Stored records

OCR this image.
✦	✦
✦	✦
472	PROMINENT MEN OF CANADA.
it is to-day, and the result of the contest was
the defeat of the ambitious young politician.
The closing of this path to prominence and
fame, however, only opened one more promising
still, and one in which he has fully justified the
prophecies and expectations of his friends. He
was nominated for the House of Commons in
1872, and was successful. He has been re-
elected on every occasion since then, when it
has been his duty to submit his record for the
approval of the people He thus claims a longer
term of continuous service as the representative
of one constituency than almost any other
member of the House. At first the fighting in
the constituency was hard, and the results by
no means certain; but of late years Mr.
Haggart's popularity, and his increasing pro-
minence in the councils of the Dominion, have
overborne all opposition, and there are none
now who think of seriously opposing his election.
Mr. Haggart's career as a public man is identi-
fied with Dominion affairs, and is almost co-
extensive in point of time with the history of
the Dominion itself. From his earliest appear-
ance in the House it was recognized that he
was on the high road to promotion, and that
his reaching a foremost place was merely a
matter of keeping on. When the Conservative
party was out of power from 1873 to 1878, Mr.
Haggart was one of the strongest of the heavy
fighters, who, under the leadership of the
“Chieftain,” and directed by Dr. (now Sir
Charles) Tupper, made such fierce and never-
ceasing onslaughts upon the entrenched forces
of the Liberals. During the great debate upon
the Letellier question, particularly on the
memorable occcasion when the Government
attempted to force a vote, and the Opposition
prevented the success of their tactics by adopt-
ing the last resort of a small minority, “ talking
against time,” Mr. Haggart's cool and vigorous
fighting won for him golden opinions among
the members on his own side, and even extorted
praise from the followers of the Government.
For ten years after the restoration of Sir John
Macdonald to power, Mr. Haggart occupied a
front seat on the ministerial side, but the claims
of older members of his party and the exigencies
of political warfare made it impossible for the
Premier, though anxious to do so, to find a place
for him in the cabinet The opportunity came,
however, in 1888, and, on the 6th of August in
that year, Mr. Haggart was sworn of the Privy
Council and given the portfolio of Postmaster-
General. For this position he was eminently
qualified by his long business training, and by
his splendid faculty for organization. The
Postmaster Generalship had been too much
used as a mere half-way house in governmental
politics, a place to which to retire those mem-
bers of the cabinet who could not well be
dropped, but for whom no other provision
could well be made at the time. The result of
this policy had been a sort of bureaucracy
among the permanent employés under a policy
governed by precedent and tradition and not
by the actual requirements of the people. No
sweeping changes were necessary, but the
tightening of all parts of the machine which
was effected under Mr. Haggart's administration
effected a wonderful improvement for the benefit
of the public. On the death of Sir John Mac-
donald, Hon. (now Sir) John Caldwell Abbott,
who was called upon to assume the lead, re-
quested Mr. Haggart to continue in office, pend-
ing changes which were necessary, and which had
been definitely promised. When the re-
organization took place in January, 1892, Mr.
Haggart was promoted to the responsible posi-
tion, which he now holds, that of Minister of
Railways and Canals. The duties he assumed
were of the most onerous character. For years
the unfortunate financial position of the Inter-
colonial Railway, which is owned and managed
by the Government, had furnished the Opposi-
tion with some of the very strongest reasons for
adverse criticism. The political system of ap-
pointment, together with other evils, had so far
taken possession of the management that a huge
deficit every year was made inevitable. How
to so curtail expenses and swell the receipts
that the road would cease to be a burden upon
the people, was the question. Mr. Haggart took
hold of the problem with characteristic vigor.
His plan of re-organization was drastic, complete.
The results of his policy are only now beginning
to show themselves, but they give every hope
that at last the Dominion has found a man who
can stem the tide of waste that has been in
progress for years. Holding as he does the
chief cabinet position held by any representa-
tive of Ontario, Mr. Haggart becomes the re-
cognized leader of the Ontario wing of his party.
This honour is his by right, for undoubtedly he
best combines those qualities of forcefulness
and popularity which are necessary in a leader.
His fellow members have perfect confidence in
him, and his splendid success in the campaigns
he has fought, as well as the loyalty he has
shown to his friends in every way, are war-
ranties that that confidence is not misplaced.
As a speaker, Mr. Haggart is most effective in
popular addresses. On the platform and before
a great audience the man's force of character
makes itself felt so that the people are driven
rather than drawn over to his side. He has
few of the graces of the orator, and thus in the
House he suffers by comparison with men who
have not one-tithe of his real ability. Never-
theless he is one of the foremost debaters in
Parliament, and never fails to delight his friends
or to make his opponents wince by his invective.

Exercise instructions
Please return the data above exactly as given.

Result
OCR this image.
✦	✦
✦	✦
472	PROMINENT MEN OF CANADA.
it is to-day, and the result of the contest was
the defeat of the ambitious young politician.
The closing of this path to prominence and
fame, however, only opened one more promising
still, and one in which he has fully justified the
prophecies and expectations of his friends. He
was nominated for the House of Commons in
1872, and was successful. He has been re-
elected on every occasion since then, when it
has been his duty to submit his record for the
approval of the people He thus claims a longer
term of continuous service as the representative
of one constituency than almost any other
member of the House. At first the fighting in
the constituency was hard, and the results by
no means certain; but of late years Mr.
Haggart's popularity, and his increasing pro-
minence in the councils of the Dominion, have
overborne all opposition, and there are none
now who think of seriously opposing his election.
Mr. Haggart's career as a public man is identi-
fied with Dominion affairs, and is almost co-
extensive in point of time with the history of
the Dominion itself. From his earliest appear-
ance in the House it was recognized that he
was on the high road to promotion, and that
his reaching a foremost place was merely a
matter of keeping on. When the Conservative
party was out of power from 1873 to 1878, Mr.
Haggart was one of the strongest of the heavy
fighters, who, under the leadership of the
“Chieftain,” and directed by Dr. (now Sir
Charles) Tupper, made such fierce and never-
ceasing onslaughts upon the entrenched forces
of the Liberals. During the great debate upon
the Letellier question, particularly on the
memorable occcasion when the Government
attempted to force a vote, and the Opposition
prevented the success of their tactics by adopt-
ing the last resort of a small minority, “ talking
against time,” Mr. Haggart's cool and vigorous
fighting won for him golden opinions among
the members on his own side, and even extorted
praise from the followers of the Government.
For ten years after the restoration of Sir John
Macdonald to power, Mr. Haggart occupied a
front seat on the ministerial side, but the claims
of older members of his party and the exigencies
of political warfare made it impossible for the
Premier, though anxious to do so, to find a place
for him in the cabinet The opportunity came,
however, in 1888, and, on the 6th of August in
that year, Mr. Haggart was sworn of the Privy
Council and given the portfolio of Postmaster-
General. For this position he was eminently
qualified by his long business training, and by
his splendid faculty for organization. The
Postmaster Generalship had been too much
used as a mere half-way house in governmental
politics, a place to which to retire those mem-
bers of the cabinet who could not well be
dropped, but for whom no other provision
could well be made at the time. The result of
this policy had been a sort of bureaucracy
among the permanent employés under a policy
governed by precedent and tradition and not
by the actual requirements of the people. No
sweeping changes were necessary, but the
tightening of all parts of the machine which
was effected under Mr. Haggart's administration
effected a wonderful improvement for the benefit
of the public. On the death of Sir John Mac-
donald, Hon. (now Sir) John Caldwell Abbott,
who was called upon to assume the lead, re-
quested Mr. Haggart to continue in office, pend-
ing changes which were necessary, and which had
been definitely promised. When the re-
organization took place in January, 1892, Mr.
Haggart was promoted to the responsible posi-
tion, which he now holds, that of Minister of
Railways and Canals. The duties he assumed
were of the most onerous character. For years
the unfortunate financial position of the Inter-
colonial Railway, which is owned and managed
by the Government, had furnished the Opposi-
tion with some of the very strongest reasons for
adverse criticism. The political system of ap-
pointment, together with other evils, had so far
taken possession of the management that a huge
deficit every year was made inevitable. How
to so curtail expenses and swell the receipts
that the road would cease to be a burden upon
the people, was the question. Mr. Haggart took
hold of the problem with characteristic vigor.
His plan of re-organization was drastic, complete.
The results of his policy are only now beginning
to show themselves, but they give every hope
that at last the Dominion has found a man who
can stem the tide of waste that has been in
progress for years. Holding as he does the
chief cabinet position held by any representa-
tive of Ontario, Mr. Haggart becomes the re-
cognized leader of the Ontario wing of his party.
This honour is his by right, for undoubtedly he
best combines those qualities of forcefulness
and popularity which are necessary in a leader.
His fellow members have perfect confidence in
him, and his splendid success in the campaigns
he has fought, as well as the loyalty he has
shown to his friends in every way, are war-
ranties that that confidence is not misplaced.
As a speaker, Mr. Haggart is most effective in
popular addresses. On the platform and before
a great audience the man's force of character
makes itself felt so that the people are driven
rather than drawn over to his side. He has
few of the graces of the orator, and thus in the
House he suffers by comparison with men who
have not one-tithe of his real ability. Never-
theless he is one of the foremost debaters in
Parliament, and never fails to delight his friends
or to make his opponents wince by his invective.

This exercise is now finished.